◆ Problems to solve
a: According to the article on teachers requesting edit access to Google Slides, which mode does a teacher use with edit access to give feedback?
b: Pick up the article on why teachers ask for edit access to Google Slides right after its final sentence and keep writing it.

◆ Extract
- - - - -

The “Edits Enabled” Request: Why Your Teacher Needs Access to Your Google Slides
You spent hours crafting the perfect slides for your history presentation. The images are spot-on, the bullet points are concise, and you even nailed the transitions. You hit “Submit” feeling confident. Then, the email arrives: “Please resubmit your presentation with sharing permissions set to ‘Edits Enabled’. I cannot accept work where I don’t have editing access.”
Frustration bubbles up. Why? It looks perfect in “View Only” mode! Is the teacher just being difficult? Doesn’t trust you? This scenario, where a teacher refuses student work until the Google Slide edits are enabled, is surprisingly common and often misunderstood. There are valid, important reasons behind this seemingly picky request. It’s not about control; it’s about connection and effective learning.
Beyond Just Viewing: Why “Edit” Access Matters
Imagine handing a physical assignment to your teacher, but it’s sealed inside a locked plastic box. They can see it through the clear plastic, but they can’t write comments on it, can’t underline key points you might have missed, and can’t easily flip back and forth between pages to compare sections. That’s essentially what a “View Only” Google Slides presentation is like for a teacher trying to assess and provide feedback.
Here’s what becomes impossible or incredibly cumbersome without “Edits Enabled”:
1. Providing Direct, Actionable Feedback: The cornerstone of learning is feedback. With edit access (especially using the “Suggesting” mode), a teacher can:
Insert comments directly on specific text boxes or images (“Consider adding a source here,” “Great point! Elaborate on this?”).
Correct small grammatical errors or typos right where they occur.
Highlight key arguments or suggest restructuring by moving slides or content within the editing environment.
Add suggestions for improving visuals or data presentation. Trying to describe the location of a needed change in an email or separate document is time-consuming and less precise.
2. Verifying Understanding and Authenticity: Teachers aren’t just grading the final product; they’re assessing your process and understanding.
Version History: “Edits Enabled” access often allows the teacher to more easily access the version history. While owners can usually see this regardless of sharing settings, granting edit access streamlines the process for the teacher to check if the work evolved organically or appeared fully formed very late (potentially indicating last-minute scrambling or other issues).
Slide Structure: Sometimes, understanding how a slide was built reveals misconceptions. Seeing hidden slides, complex grouping of objects, or inconsistent formatting can offer clues about the student’s grasp of the tool and the organizational process.
3. Ensuring Consistency and Fair Assessment: If the teacher needs to compile presentations for class review, archive work, or simply ensure files open correctly across different devices, having consistent permissions is crucial. A “View Only” file might prevent them from easily integrating it into a class folder or master presentation without requesting access later, causing delays.
4. Teaching Digital Collaboration Skills: Using sharing permissions effectively is a vital real-world skill. Requiring “Edits Enabled” reinforces the understanding that collaborative documents require appropriate access levels for specific purposes. It’s not just about submitting; it’s about facilitating a two-way interaction.

- - - - -

◆ Provided records

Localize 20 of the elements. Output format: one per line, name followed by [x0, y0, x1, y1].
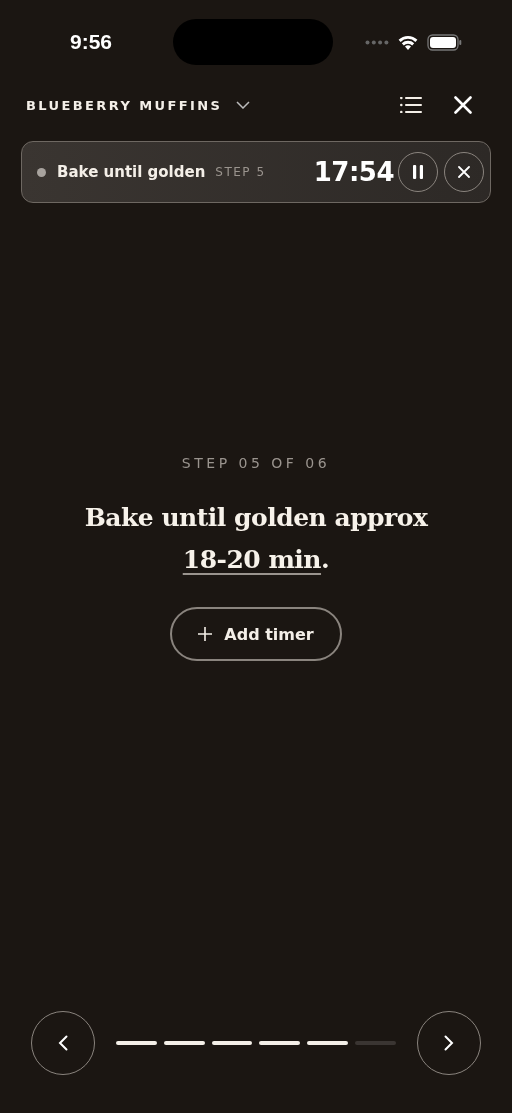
recipe-title[interactable]: BLUEBERRY MUFFINS	[26, 97, 223, 113]
timer-time: 17:54	[313, 157, 394, 187]
signal-icon	[365, 39, 389, 45]
timer-step: STEP 5	[215, 165, 266, 179]
close-icon	[458, 166, 470, 178]
add-timer-button[interactable]: Add timer	[170, 607, 342, 661]
battery-icon	[427, 33, 462, 51]
pause-icon	[412, 165, 424, 179]
step-instruction: Bake until golden approx 18-20 min.	[83, 502, 429, 576]
close-icon[interactable]	[454, 96, 472, 114]
step-counter: STEP 05 OF 06	[181, 455, 331, 471]
list-icon[interactable]	[400, 97, 422, 113]
chevron-left-icon	[58, 1035, 68, 1051]
chevron-right-icon	[444, 1035, 454, 1051]
wifi-icon	[397, 34, 419, 50]
status-time: 9:56	[70, 30, 114, 54]
chevron-down-icon[interactable]	[236, 101, 251, 109]
timer-label: Bake until golden	[57, 163, 206, 181]
plus-icon	[198, 627, 213, 641]
duration-link[interactable]: 18-20 min	[182, 545, 322, 574]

- - - - -

◆ Expected outputs
a: The "Suggesting" mode.

b:
The “View Only” Problem: More Than Just an Inconvenience
Submitting with “View Only” access creates significant hurdles for the teacher:
Feedback Becomes Detached: Comments have to be written in a separate email or document, forcing the teacher to describe slide numbers, elements, and locations (“On slide 4, the second bullet point under ‘Causes,’ you misspelled…”). This is inefficient and increases the chance of miscommunication.
Assessment Takes Longer: The extra steps involved in providing feedback or verifying work slow down the grading process significantly. What could be a quick in-slide comment becomes a multi-step task.
Potential for Technical Glitches: Sometimes “View Only” links behave differently on the teacher’s device or within their school’s learning management system (LMS). Edit access usually provides a more stable and reliable way to open the file correctly.
Missing the “Suggesting” Power: Google Slides’ “Suggesting” mode is a powerful feedback tool specifically designed for collaboration. It allows teachers to propose changes visibly without altering the original student work, which the student can then accept or reject. This is impossible with “View Only.”
“But Can’t They Just Use Comments?” – The View-Only Comment Limitation
Yes, viewers can add comments to “View Only” presentations. So why isn’t that enough?
Limited Scope: Comments in “View Only” are often restricted to the margins. You can’t directly suggest edits to the text itself (like correcting spelling right on the slide), highlight specific words, or easily propose moving elements. The feedback is less integrated and less precise.
Clutter: Comments on a “View Only” doc exist as separate notes, not as integrated suggestions linked directly to the content. This can make the document look messy and harder to navigate for the student when reviewing feedback.
Lacks the Workflow: The “Suggesting” mode within an editable document provides a smoother workflow for both the teacher providing feedback and the student seeing and acting upon it.
How to Submit Correctly (and Avoid the Resubmit Request!)
Getting it right is simple and saves everyone time:
1. Open Your Presentation: Go to Google Slides and open the file you need to submit.
2. Click “Share”: Find the big blue “Share” button in the top right corner.
3. Add Your Teacher’s Email OR Get the Link: You can either type your teacher’s school email address directly into the box, or click “Copy Link”.
4. CRITICAL STEP: Set the Permissions: Before sending anything, look for the text that says something like “Get Link” or shows the current sharing setting (often defaulting to “Viewer”).
Click the dropdown menu next to the permission level.
Select “Editor” or “Commenter”. “Editor” is usually the safest bet and what most teachers explicitly want. If they specifically said “Commenter,” choose that. Avoid “Viewer” at all costs!
5. Send/Save: If you added the email, click “Send”. If you copied the link, paste that link into the assignment submission location (like Google Classroom, an email, or your school’s LMS). Double-check that the link you pasted includes the correct permission level (e.g., `…/edit?usp=sharing` for Editor).
Understanding the “Why” Changes the “What”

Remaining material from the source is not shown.